> [阅读材料]:
________________________________________
CREATE TABLE class (
  cid     INT NOT NULL AUTO_INCREMENT PRIMARY KEY,
  caption VARCHAR(20)
)
  DEFAULT CHARSET = \'utf8\';

CREATE TABLE student (
  sid      INT NOT NULL AUTO_INCREMENT PRIMARY KEY,
  sname    VARCHAR(20),
  gender   VARCHAR(20),
  class_id INT,
  CONSTRAINT fk_clsid FOREIGN KEY (class_id) REFERENCES class (cid)
)
  DEFAULT CHARSET = \'utf8\';

CREATE TABLE teacher (
  tid   INT NOT NULL AUTO_INCREMENT PRIMARY KEY,
  tname VARCHAR(32)
)
  DEFAULT CHARSET = \'utf8\';

CREATE TABLE course (
  cid       INT NOT NULL AUTO_INCREMENT PRIMARY KEY,
  cname     VARCHAR(20),
  tearch_id INT,
  CONSTRAINT fk_tea FOREIGN KEY (tearch_id) REFERENCES teacher (tid)
)
  DEFAULT CHARSET = \'utf8\';

CREATE TABLE score (
  sid        INT NOT NULL AUTO_INCREMENT PRIMARY KEY,
  student_id INT,
  corse_id   INT,
  number     INT,
  CONSTRAINT fk_sco_stu FOREIGN KEY (student_id) REFERENCES student (sid),
  CONSTRAINT fk_sco_cor FOREIGN KEY (corse_id) REFERENCES course (cid)
)
  DEFAULT CHARSET = \'utf8\';

View Code

添加联合唯一约束

ALTER TABLE score
  ADD UNIQUE i_stu_cor(student_id, corse_id);

题目与答案

# 查询“生物”课程比“物理”课程成绩高的所有学生的学号；
SELECT tb1.student_id
FROM (SELECT
        student_id,
        number
      FROM score s LEFT JOIN course c ON s.corse_id = c.cid
      WHERE c.cname = \'体育\') AS tb1 LEFT JOIN (
                                               SELECT
                                                 student_id,
                                                 number
                                               FROM score s LEFT JOIN course c ON s.corse_id = c.cid
                                               WHERE c.cname = \'物理\') AS tb2 ON tb1.student_id = tb2.student_id
WHERE tb1.number > tb2.number;

# 查询平均成绩大于60分的同学的学号和平均成绩；
SELECT
  s.sid,
  avg(number)
FROM score
  LEFT JOIN student s ON score.student_id = s.sid
GROUP BY s.sid
HAVING avg(number) > 60;

# 查询所有同学的学号、姓名、选课数、总成绩；
SELECT
  student.sid,
  student.sname,
  count(s.corse_id),
  sum(s.number)
FROM student
  LEFT JOIN score s ON student.sid = s.student_id
GROUP BY student.sid;

# 查询姓“李”的老师的个数；
SELECT count(tid)
FROM teacher
WHERE tname LIKE "李%";

# 查询没学过“叶平”老师课的同学的学号、姓名；
SELECT
  sid,
  sname
FROM student
WHERE sid NOT IN (
  SELECT DISTINCT student_id
  FROM score
  WHERE corse_id IN (
    SELECT course.cid
    FROM course
      LEFT JOIN teacher t ON course.tearch_id = t.tid
    WHERE t.tname = "叶平"
________________________________________
> [数据摘录]:
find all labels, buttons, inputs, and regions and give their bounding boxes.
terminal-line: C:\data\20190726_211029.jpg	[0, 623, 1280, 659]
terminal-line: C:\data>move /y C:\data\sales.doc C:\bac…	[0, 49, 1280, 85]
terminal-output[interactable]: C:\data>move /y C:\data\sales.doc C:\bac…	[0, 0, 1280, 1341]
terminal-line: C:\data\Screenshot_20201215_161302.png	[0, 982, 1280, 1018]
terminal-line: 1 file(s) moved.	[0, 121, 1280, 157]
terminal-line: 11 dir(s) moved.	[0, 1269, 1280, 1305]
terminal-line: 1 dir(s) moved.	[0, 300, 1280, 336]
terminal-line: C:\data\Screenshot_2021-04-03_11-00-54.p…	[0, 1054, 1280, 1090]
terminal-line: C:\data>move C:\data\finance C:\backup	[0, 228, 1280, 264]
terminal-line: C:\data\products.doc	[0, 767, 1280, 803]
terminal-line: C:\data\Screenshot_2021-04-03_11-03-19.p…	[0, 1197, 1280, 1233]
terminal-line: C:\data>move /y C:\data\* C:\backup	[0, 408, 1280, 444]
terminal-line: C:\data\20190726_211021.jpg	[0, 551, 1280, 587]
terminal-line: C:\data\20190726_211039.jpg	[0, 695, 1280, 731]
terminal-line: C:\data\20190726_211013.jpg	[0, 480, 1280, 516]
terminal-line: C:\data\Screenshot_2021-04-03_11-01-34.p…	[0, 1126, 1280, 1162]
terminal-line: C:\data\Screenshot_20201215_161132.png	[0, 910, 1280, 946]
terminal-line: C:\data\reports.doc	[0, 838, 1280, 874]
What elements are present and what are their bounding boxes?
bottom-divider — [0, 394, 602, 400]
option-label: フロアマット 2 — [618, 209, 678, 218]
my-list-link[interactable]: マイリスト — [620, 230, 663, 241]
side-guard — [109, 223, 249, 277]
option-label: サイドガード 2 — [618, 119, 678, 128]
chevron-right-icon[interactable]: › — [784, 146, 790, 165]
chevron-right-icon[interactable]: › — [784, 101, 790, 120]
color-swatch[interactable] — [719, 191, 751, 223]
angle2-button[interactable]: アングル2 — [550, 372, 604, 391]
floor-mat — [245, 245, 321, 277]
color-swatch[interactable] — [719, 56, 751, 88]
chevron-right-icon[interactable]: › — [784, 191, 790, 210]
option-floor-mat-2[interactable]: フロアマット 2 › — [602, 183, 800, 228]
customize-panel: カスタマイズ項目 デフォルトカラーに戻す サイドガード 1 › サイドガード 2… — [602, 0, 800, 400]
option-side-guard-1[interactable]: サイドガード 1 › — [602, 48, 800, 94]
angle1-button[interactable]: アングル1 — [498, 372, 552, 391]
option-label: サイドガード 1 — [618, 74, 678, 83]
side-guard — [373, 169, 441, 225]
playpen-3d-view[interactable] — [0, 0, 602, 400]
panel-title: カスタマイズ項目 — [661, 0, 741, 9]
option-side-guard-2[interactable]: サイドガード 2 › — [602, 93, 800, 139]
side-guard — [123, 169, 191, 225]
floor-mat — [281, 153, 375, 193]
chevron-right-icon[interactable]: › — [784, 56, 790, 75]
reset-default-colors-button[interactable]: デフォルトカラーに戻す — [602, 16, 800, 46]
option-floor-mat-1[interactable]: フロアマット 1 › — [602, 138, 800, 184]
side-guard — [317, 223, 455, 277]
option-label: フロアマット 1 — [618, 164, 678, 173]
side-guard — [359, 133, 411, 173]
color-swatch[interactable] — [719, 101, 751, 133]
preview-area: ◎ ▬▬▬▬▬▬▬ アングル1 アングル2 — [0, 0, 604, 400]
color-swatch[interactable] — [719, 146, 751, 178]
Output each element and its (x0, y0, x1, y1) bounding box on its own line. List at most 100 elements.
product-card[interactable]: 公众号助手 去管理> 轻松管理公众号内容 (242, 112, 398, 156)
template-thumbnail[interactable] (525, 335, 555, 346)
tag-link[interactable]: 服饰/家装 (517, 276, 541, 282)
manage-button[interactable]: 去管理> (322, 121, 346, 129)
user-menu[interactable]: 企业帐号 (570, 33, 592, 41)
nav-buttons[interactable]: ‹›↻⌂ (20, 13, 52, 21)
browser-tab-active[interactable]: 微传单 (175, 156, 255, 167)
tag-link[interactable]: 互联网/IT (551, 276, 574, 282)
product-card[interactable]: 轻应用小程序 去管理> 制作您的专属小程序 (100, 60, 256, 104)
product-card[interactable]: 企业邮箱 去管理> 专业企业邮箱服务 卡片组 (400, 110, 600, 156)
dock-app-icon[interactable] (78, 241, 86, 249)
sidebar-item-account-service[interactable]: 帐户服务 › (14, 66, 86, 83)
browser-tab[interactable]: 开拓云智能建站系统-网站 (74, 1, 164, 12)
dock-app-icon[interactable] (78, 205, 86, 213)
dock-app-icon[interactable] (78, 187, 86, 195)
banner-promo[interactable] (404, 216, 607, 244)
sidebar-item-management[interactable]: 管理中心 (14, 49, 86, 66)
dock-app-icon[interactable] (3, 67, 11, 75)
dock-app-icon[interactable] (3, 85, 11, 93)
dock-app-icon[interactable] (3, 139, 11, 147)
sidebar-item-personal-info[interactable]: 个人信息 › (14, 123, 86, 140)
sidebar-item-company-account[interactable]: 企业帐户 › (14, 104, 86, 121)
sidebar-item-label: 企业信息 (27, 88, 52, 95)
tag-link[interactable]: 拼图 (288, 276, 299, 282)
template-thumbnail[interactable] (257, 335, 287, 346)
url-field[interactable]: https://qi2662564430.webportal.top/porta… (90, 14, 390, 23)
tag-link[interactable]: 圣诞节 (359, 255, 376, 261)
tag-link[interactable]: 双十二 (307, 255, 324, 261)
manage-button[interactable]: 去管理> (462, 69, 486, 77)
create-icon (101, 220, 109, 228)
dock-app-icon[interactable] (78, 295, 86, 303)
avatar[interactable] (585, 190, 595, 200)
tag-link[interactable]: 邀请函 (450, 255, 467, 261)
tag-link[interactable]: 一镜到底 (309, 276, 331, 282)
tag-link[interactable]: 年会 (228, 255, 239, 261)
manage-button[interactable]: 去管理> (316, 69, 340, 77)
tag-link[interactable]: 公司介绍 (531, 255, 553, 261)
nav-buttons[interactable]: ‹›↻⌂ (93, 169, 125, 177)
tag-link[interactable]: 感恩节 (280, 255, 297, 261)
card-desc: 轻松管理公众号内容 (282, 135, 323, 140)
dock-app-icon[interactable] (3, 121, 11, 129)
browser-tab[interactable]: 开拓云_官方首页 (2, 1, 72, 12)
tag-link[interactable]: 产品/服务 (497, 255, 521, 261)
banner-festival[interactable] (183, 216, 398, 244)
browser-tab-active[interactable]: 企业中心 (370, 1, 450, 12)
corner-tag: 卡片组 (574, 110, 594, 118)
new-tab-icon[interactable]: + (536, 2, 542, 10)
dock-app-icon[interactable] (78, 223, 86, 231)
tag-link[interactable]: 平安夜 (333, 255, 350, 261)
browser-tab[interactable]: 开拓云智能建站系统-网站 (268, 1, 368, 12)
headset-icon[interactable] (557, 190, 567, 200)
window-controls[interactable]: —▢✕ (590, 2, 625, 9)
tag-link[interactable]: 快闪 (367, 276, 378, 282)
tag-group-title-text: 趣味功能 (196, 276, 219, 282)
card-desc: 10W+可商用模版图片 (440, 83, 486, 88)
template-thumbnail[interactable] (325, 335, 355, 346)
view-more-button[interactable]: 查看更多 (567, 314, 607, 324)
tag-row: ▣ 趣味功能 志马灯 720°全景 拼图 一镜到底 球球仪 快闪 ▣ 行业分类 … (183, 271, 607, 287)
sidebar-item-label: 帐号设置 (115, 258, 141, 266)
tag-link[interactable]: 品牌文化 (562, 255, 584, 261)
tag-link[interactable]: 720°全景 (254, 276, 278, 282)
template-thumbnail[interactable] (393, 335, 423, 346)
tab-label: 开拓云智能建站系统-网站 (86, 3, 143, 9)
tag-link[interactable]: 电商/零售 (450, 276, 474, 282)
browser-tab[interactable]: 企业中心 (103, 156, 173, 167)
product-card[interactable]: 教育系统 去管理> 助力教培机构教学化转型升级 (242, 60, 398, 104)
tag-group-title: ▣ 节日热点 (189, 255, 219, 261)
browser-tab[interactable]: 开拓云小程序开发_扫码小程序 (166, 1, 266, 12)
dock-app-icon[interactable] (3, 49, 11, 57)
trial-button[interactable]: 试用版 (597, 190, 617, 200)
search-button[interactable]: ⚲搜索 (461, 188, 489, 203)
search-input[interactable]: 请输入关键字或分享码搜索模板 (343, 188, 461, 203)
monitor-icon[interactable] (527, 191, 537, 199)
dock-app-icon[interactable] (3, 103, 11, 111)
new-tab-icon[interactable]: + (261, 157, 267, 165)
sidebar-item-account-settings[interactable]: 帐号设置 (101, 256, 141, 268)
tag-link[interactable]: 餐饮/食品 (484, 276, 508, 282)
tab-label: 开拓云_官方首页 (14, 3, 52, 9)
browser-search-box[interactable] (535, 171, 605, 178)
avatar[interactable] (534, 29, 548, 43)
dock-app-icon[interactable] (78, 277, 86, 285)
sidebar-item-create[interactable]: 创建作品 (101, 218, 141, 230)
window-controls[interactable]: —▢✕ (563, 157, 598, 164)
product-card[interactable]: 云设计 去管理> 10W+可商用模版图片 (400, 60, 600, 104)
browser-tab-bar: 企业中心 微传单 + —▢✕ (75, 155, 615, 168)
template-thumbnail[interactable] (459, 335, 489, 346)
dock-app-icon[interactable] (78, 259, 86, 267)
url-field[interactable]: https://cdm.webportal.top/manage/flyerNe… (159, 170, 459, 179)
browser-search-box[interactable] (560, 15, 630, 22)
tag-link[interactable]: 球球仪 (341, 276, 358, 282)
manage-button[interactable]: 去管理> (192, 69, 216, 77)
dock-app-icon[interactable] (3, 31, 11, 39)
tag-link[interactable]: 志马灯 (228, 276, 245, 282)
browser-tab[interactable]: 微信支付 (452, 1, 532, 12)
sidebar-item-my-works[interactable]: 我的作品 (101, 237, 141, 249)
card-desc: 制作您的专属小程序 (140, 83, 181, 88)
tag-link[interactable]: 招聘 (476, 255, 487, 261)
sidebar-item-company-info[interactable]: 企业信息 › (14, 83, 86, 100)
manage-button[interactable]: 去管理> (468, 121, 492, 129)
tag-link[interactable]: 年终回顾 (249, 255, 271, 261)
________________________________________
> [待办任务]:
1) 用两句话概括阅读材料。
2) 返回阅读材料中从“CREATE TABLE course”到“REFERENCES teacher (tid)”的部分，一字不改。

> [参考答案]:
1) 阅读材料先用 SQL 创建班级、学生、教师、课程和成绩五张表，以外键相互关联，并为成绩表的学生与课程两列添加联合唯一约束。随后给出若干查询题目及其 SQL 语句，包括查询平均成绩大于60分的同学、统计所有同学的选课数和总成绩、统计姓“李”的老师个数，以及查找没学过“叶平”老师课的同学。

2)
CREATE TABLE course (
  cid       INT NOT NULL AUTO_INCREMENT PRIMARY KEY,
  cname     VARCHAR(20),
  tearch_id INT,
  CONSTRAINT fk_tea FOREIGN KEY (tearch_id) REFERENCES teacher (tid)